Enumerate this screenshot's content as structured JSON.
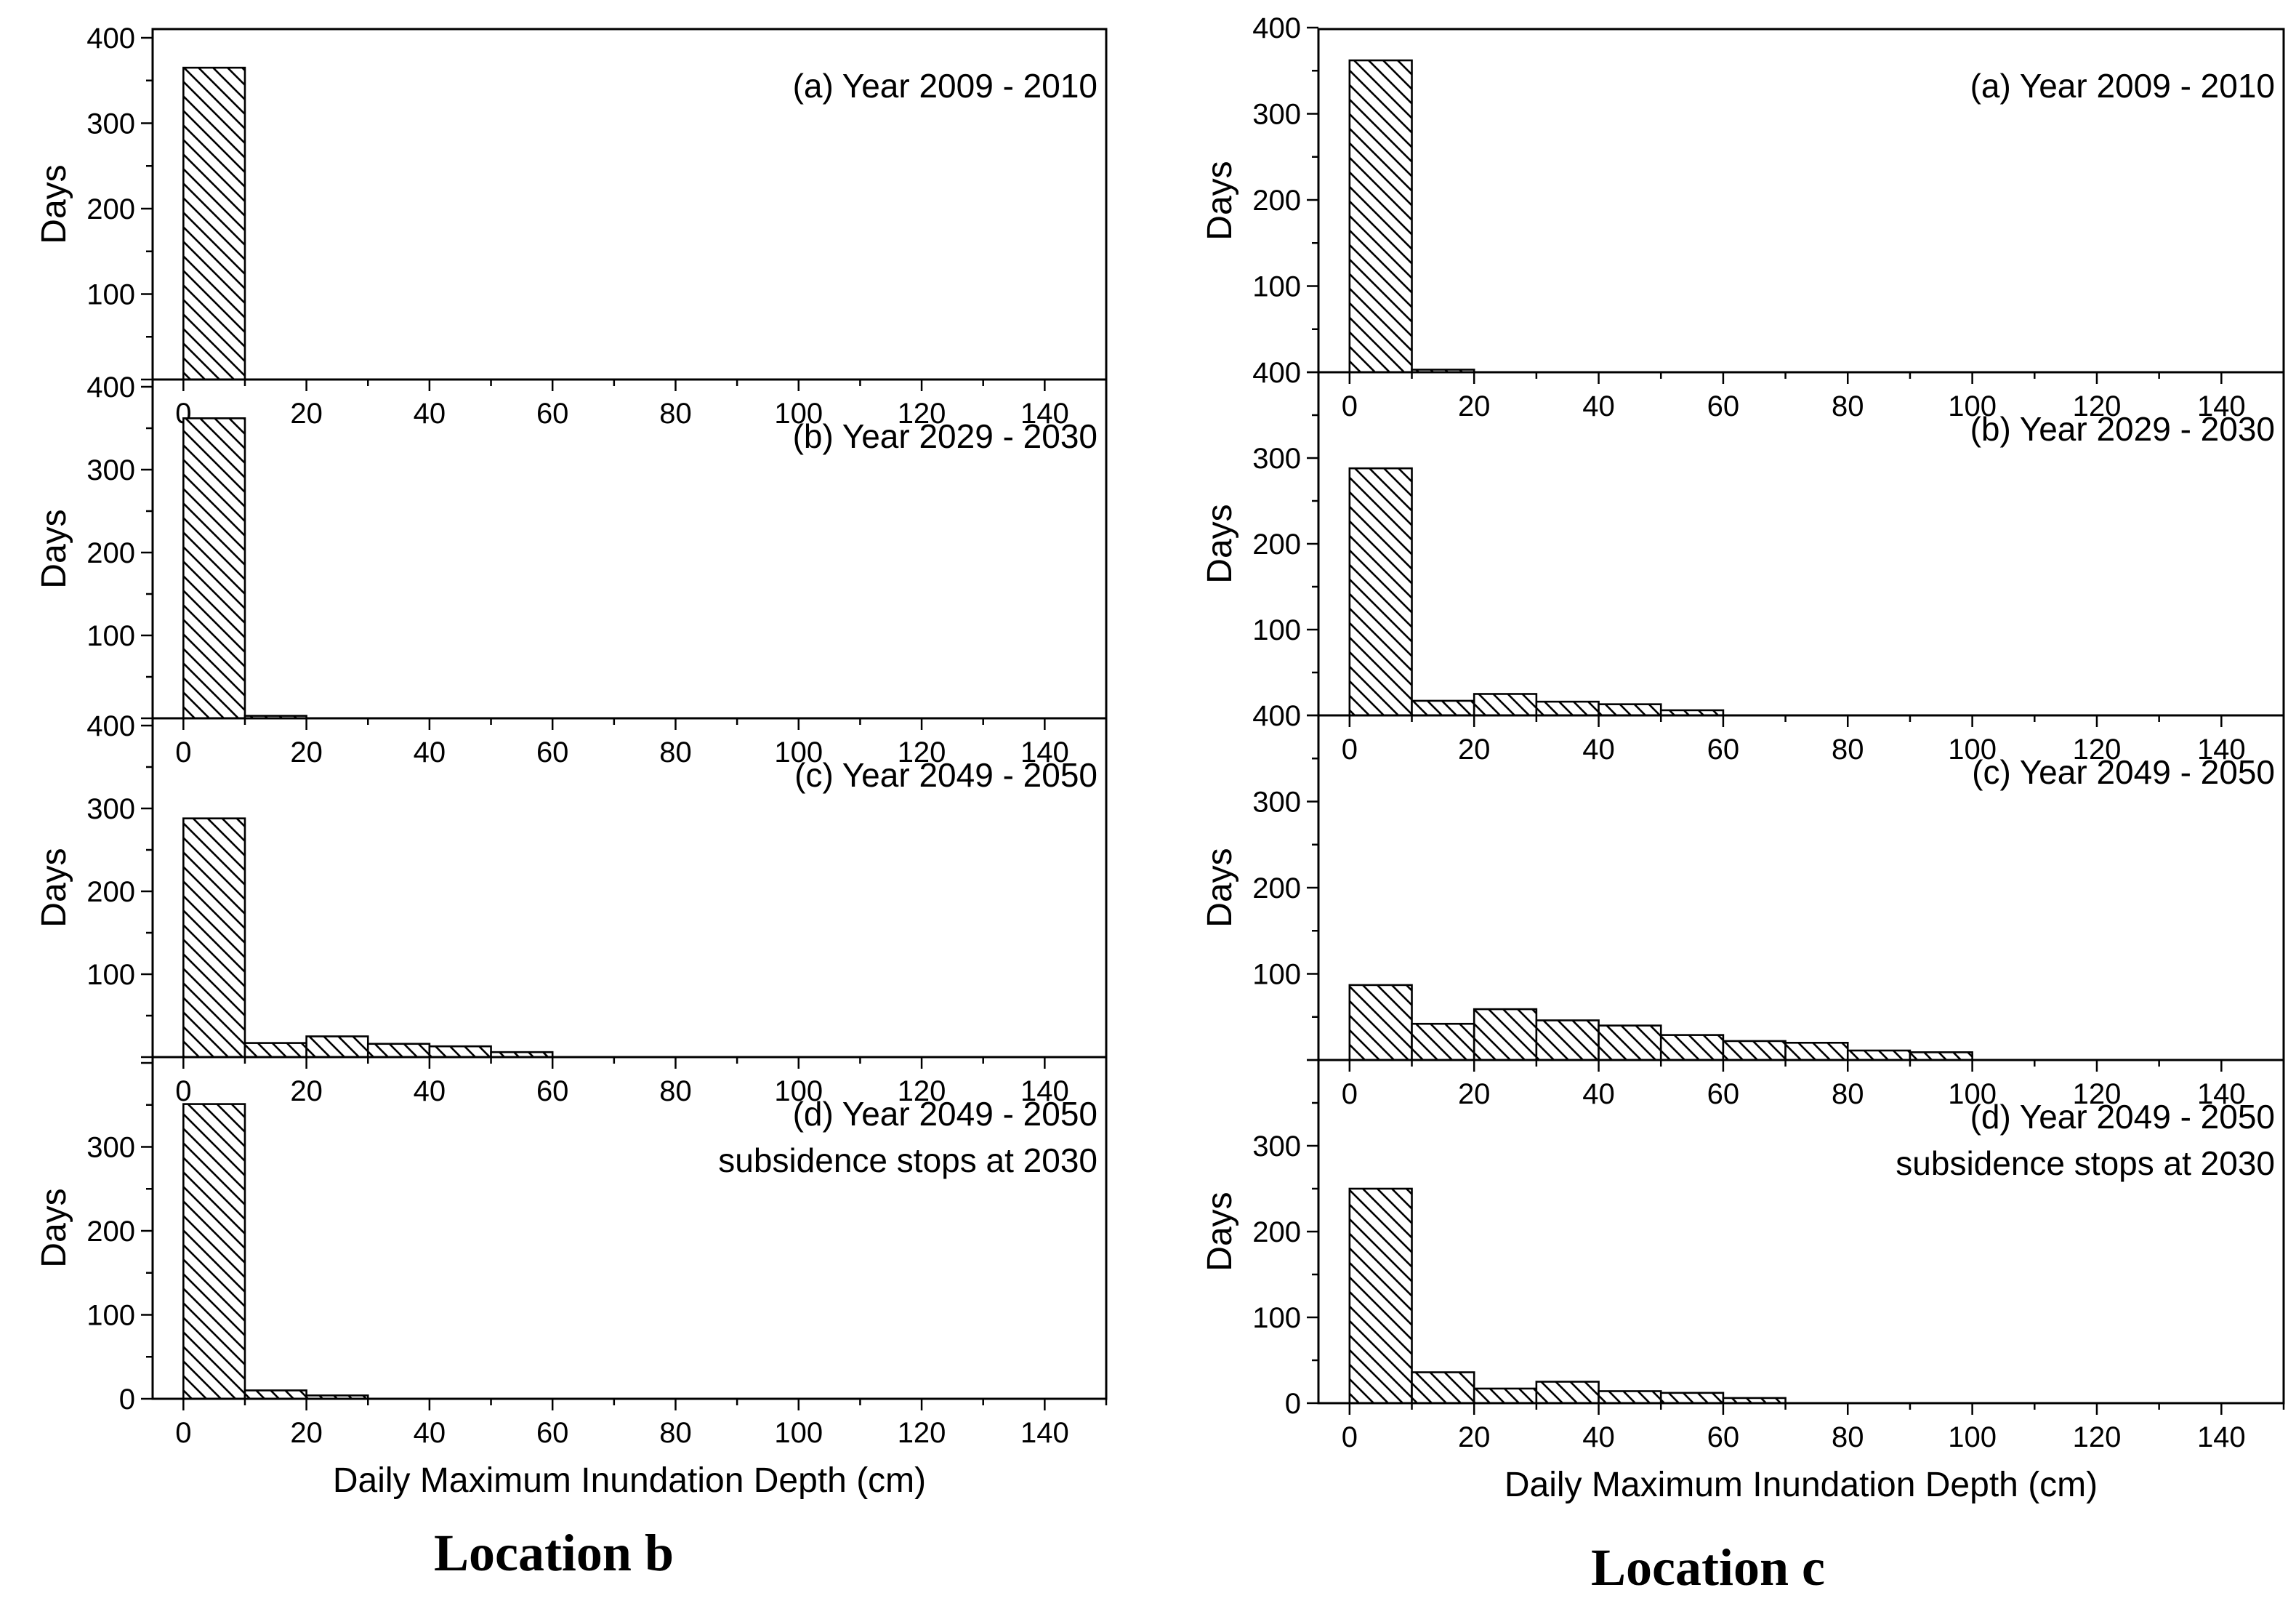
{
  "hatch_color": "#000000",
  "chart_data": [
    {
      "type": "bar",
      "group": "Location b",
      "title": "(a) Year 2009 - 2010",
      "xlabel": "",
      "ylabel": "Days",
      "xlim": [
        -5,
        150
      ],
      "ylim": [
        0,
        400
      ],
      "x_ticks": [
        0,
        20,
        40,
        60,
        80,
        100,
        120,
        140
      ],
      "y_ticks": [
        100,
        200,
        300,
        400
      ],
      "bin_width": 10,
      "bins": [
        0,
        10
      ],
      "values": [
        365,
        0
      ]
    },
    {
      "type": "bar",
      "group": "Location b",
      "title": "(b) Year 2029 - 2030",
      "xlabel": "",
      "ylabel": "Days",
      "xlim": [
        -5,
        150
      ],
      "ylim": [
        0,
        400
      ],
      "x_ticks": [
        0,
        20,
        40,
        60,
        80,
        100,
        120,
        140
      ],
      "y_ticks": [
        100,
        200,
        300,
        400
      ],
      "bin_width": 10,
      "bins": [
        0,
        10
      ],
      "values": [
        362,
        3
      ]
    },
    {
      "type": "bar",
      "group": "Location b",
      "title": "(c) Year 2049 - 2050",
      "xlabel": "",
      "ylabel": "Days",
      "xlim": [
        -5,
        150
      ],
      "ylim": [
        0,
        400
      ],
      "x_ticks": [
        0,
        20,
        40,
        60,
        80,
        100,
        120,
        140
      ],
      "y_ticks": [
        100,
        200,
        300,
        400
      ],
      "bin_width": 10,
      "bins": [
        0,
        10,
        20,
        30,
        40,
        50
      ],
      "values": [
        288,
        17,
        25,
        16,
        13,
        6
      ]
    },
    {
      "type": "bar",
      "group": "Location b",
      "title": "(d) Year 2049 - 2050",
      "subtitle": "subsidence stops at 2030",
      "xlabel": "Daily Maximum Inundation Depth (cm)",
      "ylabel": "Days",
      "xlim": [
        -5,
        150
      ],
      "ylim": [
        0,
        400
      ],
      "x_ticks": [
        0,
        20,
        40,
        60,
        80,
        100,
        120,
        140
      ],
      "y_ticks": [
        0,
        100,
        200,
        300
      ],
      "bin_width": 10,
      "bins": [
        0,
        10,
        20
      ],
      "values": [
        351,
        10,
        4
      ]
    },
    {
      "type": "bar",
      "group": "Location c",
      "title": "(a) Year 2009 - 2010",
      "xlabel": "",
      "ylabel": "Days",
      "xlim": [
        -5,
        150
      ],
      "ylim": [
        0,
        400
      ],
      "x_ticks": [
        0,
        20,
        40,
        60,
        80,
        100,
        120,
        140
      ],
      "y_ticks": [
        100,
        200,
        300,
        400
      ],
      "bin_width": 10,
      "bins": [
        0,
        10
      ],
      "values": [
        362,
        3
      ]
    },
    {
      "type": "bar",
      "group": "Location c",
      "title": "(b) Year 2029 - 2030",
      "xlabel": "",
      "ylabel": "Days",
      "xlim": [
        -5,
        150
      ],
      "ylim": [
        0,
        400
      ],
      "x_ticks": [
        0,
        20,
        40,
        60,
        80,
        100,
        120,
        140
      ],
      "y_ticks": [
        100,
        200,
        300,
        400
      ],
      "bin_width": 10,
      "bins": [
        0,
        10,
        20,
        30,
        40,
        50
      ],
      "values": [
        288,
        17,
        25,
        16,
        13,
        6
      ]
    },
    {
      "type": "bar",
      "group": "Location c",
      "title": "(c) Year 2049 - 2050",
      "xlabel": "",
      "ylabel": "Days",
      "xlim": [
        -5,
        150
      ],
      "ylim": [
        0,
        400
      ],
      "x_ticks": [
        0,
        20,
        40,
        60,
        80,
        100,
        120,
        140
      ],
      "y_ticks": [
        100,
        200,
        300,
        400
      ],
      "bin_width": 10,
      "bins": [
        0,
        10,
        20,
        30,
        40,
        50,
        60,
        70,
        80,
        90
      ],
      "values": [
        87,
        42,
        59,
        46,
        40,
        29,
        22,
        20,
        11,
        9
      ]
    },
    {
      "type": "bar",
      "group": "Location c",
      "title": "(d) Year 2049 - 2050",
      "subtitle": "subsidence stops at 2030",
      "xlabel": "Daily Maximum Inundation Depth (cm)",
      "ylabel": "Days",
      "xlim": [
        -5,
        150
      ],
      "ylim": [
        0,
        400
      ],
      "x_ticks": [
        0,
        20,
        40,
        60,
        80,
        100,
        120,
        140
      ],
      "y_ticks": [
        0,
        100,
        200,
        300
      ],
      "bin_width": 10,
      "bins": [
        0,
        10,
        20,
        30,
        40,
        50,
        60
      ],
      "values": [
        250,
        36,
        17,
        25,
        14,
        12,
        6
      ]
    }
  ],
  "location_labels": [
    "Location b",
    "Location c"
  ]
}
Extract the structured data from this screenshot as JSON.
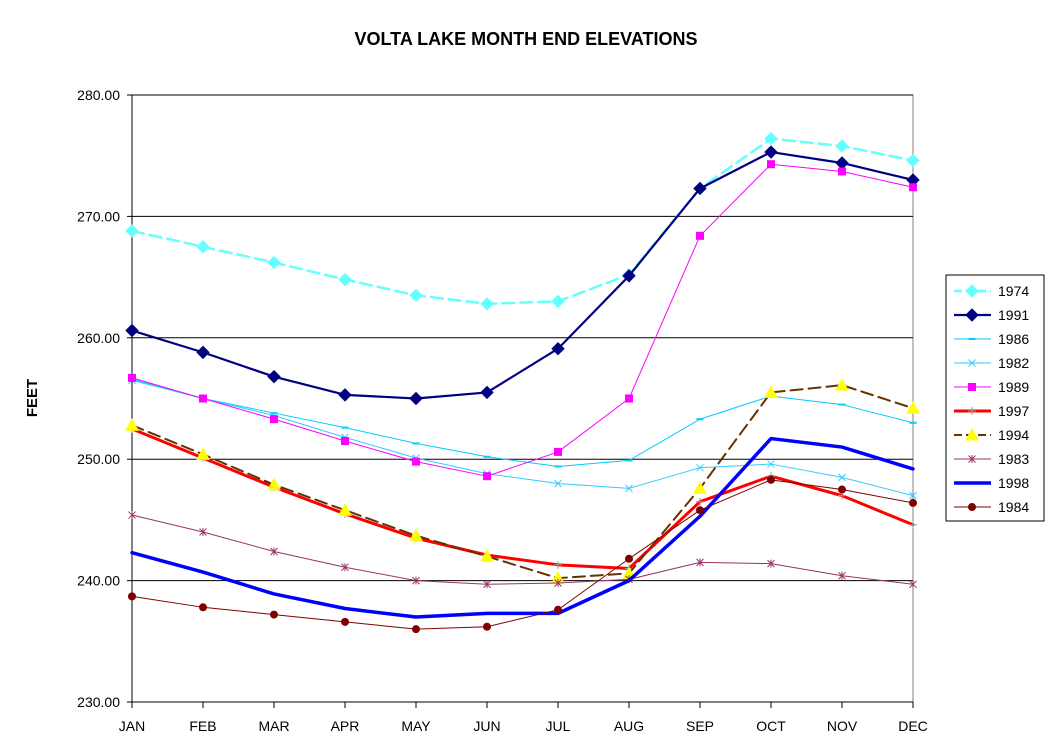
{
  "chart_data": {
    "type": "line",
    "title": "VOLTA LAKE MONTH END ELEVATIONS",
    "xlabel": "",
    "ylabel": "FEET",
    "categories": [
      "JAN",
      "FEB",
      "MAR",
      "APR",
      "MAY",
      "JUN",
      "JUL",
      "AUG",
      "SEP",
      "OCT",
      "NOV",
      "DEC"
    ],
    "ylim": [
      230,
      280
    ],
    "yticks": [
      "230.00",
      "240.00",
      "250.00",
      "260.00",
      "270.00",
      "280.00"
    ],
    "grid": true,
    "legend_position": "right",
    "series": [
      {
        "name": "1974",
        "color": "#66FFFF",
        "marker": "diamond",
        "dash": "dash",
        "width": 2.5,
        "values": [
          268.8,
          267.5,
          266.2,
          264.8,
          263.5,
          262.8,
          263.0,
          265.2,
          272.3,
          276.4,
          275.8,
          274.6
        ]
      },
      {
        "name": "1991",
        "color": "#000080",
        "marker": "diamond",
        "dash": "solid",
        "width": 2.2,
        "values": [
          260.6,
          258.8,
          256.8,
          255.3,
          255.0,
          255.5,
          259.1,
          265.1,
          272.3,
          275.3,
          274.4,
          273.0
        ]
      },
      {
        "name": "1986",
        "color": "#00CCFF",
        "marker": "dash",
        "dash": "solid",
        "width": 1,
        "values": [
          256.6,
          255.0,
          253.8,
          252.6,
          251.3,
          250.2,
          249.4,
          249.9,
          253.3,
          255.2,
          254.5,
          253.0
        ]
      },
      {
        "name": "1982",
        "color": "#33CCFF",
        "marker": "x",
        "dash": "solid",
        "width": 1,
        "values": [
          256.5,
          255.0,
          253.6,
          251.8,
          250.1,
          248.8,
          248.0,
          247.6,
          249.3,
          249.6,
          248.5,
          247.0
        ]
      },
      {
        "name": "1989",
        "color": "#FF00FF",
        "marker": "square",
        "dash": "solid",
        "width": 1,
        "values": [
          256.7,
          255.0,
          253.3,
          251.5,
          249.8,
          248.6,
          250.6,
          255.0,
          268.4,
          274.3,
          273.7,
          272.4
        ]
      },
      {
        "name": "1997",
        "color": "#FF0000",
        "marker": "plus",
        "dash": "solid",
        "width": 3,
        "values": [
          252.5,
          250.1,
          247.7,
          245.5,
          243.5,
          242.1,
          241.3,
          241.0,
          246.5,
          248.6,
          247.0,
          244.6
        ]
      },
      {
        "name": "1994",
        "color": "#663300",
        "marker": "triangle",
        "dash": "dash",
        "width": 2,
        "values": [
          252.8,
          250.4,
          247.9,
          245.8,
          243.7,
          242.0,
          240.2,
          240.6,
          247.6,
          255.5,
          256.1,
          254.2
        ]
      },
      {
        "name": "1983",
        "color": "#993366",
        "marker": "asterisk",
        "dash": "solid",
        "width": 1,
        "values": [
          245.4,
          244.0,
          242.4,
          241.1,
          240.0,
          239.7,
          239.8,
          240.1,
          241.5,
          241.4,
          240.4,
          239.7
        ]
      },
      {
        "name": "1998",
        "color": "#0000FF",
        "marker": "none",
        "dash": "solid",
        "width": 3.5,
        "values": [
          242.3,
          240.7,
          238.9,
          237.7,
          237.0,
          237.3,
          237.3,
          240.0,
          245.3,
          251.7,
          251.0,
          249.2
        ]
      },
      {
        "name": "1984",
        "color": "#800000",
        "marker": "circle",
        "dash": "solid",
        "width": 1,
        "values": [
          238.7,
          237.8,
          237.2,
          236.6,
          236.0,
          236.2,
          237.6,
          241.8,
          245.8,
          248.3,
          247.5,
          246.4
        ]
      }
    ]
  }
}
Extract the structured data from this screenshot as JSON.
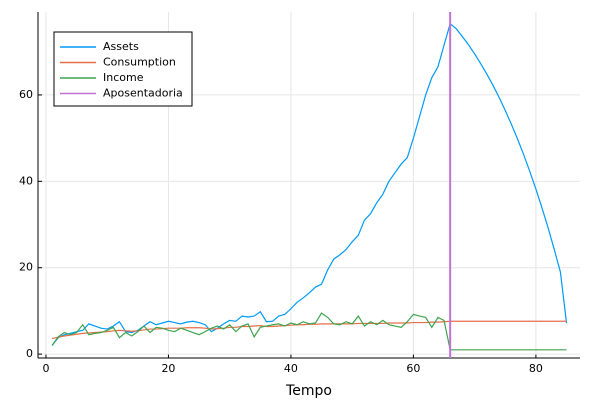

WHAT YOU SHOULD DO
From the data above, work out how many lines hold "name". Answer with the number alone.

FULL SOLUTION
10